- **REQUIRED WORK**:
Determine how many lines include the string "name". Output that number only.

- **SOURCE RECORDS**:
********

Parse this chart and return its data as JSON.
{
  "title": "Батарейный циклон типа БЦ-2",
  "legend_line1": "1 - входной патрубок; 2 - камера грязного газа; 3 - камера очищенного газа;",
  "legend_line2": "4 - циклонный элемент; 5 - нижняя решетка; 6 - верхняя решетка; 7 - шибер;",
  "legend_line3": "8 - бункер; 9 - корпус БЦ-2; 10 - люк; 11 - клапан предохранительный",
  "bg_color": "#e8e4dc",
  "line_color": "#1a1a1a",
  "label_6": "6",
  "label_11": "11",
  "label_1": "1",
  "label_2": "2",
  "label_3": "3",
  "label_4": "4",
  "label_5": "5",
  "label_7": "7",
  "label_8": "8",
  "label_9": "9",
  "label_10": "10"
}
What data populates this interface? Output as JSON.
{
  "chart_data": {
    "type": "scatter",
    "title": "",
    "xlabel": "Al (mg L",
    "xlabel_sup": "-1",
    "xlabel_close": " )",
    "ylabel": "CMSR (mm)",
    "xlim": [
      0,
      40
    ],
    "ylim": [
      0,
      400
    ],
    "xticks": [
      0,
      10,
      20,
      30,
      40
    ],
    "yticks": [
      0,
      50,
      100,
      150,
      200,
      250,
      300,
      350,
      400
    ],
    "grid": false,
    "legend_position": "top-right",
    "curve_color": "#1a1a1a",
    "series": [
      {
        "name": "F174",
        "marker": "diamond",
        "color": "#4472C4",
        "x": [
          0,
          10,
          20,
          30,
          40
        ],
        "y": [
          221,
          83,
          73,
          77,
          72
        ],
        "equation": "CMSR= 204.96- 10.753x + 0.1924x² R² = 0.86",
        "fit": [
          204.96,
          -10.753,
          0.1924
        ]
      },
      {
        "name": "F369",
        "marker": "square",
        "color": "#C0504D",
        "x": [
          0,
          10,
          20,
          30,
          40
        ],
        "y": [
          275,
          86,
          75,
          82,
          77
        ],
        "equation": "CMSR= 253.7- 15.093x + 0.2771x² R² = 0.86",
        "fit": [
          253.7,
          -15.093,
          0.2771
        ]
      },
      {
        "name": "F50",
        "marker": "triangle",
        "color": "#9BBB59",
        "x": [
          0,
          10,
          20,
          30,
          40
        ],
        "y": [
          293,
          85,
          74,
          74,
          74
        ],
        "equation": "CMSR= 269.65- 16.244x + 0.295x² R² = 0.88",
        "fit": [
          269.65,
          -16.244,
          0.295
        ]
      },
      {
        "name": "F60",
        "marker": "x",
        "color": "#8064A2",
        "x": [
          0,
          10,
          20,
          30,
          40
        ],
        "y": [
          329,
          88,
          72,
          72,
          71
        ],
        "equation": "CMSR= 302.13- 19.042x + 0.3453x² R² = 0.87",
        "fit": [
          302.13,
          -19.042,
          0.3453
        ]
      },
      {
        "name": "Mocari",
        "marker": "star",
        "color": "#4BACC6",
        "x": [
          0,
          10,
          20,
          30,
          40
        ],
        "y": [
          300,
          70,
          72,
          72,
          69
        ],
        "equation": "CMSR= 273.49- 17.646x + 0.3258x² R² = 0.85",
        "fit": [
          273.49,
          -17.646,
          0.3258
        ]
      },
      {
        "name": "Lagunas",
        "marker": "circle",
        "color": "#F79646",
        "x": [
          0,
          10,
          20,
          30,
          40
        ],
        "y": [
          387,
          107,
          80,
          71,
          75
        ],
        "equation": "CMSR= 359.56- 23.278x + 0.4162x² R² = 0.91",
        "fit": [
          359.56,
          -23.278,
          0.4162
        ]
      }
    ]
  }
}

********

- **CORRECT RESPONSE**:
6